Input material:
[BEGIN]

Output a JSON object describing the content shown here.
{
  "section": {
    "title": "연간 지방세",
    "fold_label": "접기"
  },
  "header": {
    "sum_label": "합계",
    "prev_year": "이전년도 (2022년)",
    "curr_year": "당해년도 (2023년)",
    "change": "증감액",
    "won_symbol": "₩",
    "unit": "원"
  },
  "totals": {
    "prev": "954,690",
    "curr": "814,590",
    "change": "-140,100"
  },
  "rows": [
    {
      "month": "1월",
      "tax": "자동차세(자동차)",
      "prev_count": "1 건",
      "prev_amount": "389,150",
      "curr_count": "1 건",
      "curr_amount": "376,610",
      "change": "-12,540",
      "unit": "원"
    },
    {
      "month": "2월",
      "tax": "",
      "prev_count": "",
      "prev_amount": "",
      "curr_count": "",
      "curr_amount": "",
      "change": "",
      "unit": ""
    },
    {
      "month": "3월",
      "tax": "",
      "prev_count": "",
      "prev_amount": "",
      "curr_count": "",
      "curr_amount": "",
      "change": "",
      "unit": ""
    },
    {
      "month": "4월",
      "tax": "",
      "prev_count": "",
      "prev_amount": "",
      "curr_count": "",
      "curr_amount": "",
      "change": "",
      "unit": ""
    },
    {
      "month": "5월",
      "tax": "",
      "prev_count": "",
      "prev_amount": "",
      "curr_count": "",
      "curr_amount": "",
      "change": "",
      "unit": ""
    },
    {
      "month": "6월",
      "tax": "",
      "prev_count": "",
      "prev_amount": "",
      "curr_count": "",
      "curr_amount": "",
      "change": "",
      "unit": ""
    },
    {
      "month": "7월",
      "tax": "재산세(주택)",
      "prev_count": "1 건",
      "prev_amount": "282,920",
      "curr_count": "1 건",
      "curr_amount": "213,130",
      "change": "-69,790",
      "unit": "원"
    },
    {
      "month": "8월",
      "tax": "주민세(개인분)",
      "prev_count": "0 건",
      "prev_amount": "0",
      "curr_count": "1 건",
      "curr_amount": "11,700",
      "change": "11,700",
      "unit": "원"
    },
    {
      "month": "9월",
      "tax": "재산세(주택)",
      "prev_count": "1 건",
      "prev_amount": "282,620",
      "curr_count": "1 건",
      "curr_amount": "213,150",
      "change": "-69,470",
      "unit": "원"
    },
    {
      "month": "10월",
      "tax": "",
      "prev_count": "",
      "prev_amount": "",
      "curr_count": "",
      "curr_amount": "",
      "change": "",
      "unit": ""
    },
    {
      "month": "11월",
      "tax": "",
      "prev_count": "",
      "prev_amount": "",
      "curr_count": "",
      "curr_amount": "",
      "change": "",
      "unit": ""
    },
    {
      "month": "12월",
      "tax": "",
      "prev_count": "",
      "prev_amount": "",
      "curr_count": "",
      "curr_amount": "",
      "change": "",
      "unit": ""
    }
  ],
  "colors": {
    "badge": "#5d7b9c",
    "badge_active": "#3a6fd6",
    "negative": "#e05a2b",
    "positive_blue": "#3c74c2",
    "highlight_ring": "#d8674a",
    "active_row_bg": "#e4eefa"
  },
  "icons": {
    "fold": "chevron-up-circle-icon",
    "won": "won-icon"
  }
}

[END]

What the task requires: Go through the records and pull out each line that includes the word "month".

Correct answer:
      "month": "1월",
      "month": "2월",
      "month": "3월",
      "month": "4월",
      "month": "5월",
      "month": "6월",
      "month": "7월",
      "month": "8월",
      "month": "9월",
      "month": "10월",
      "month": "11월",
      "month": "12월",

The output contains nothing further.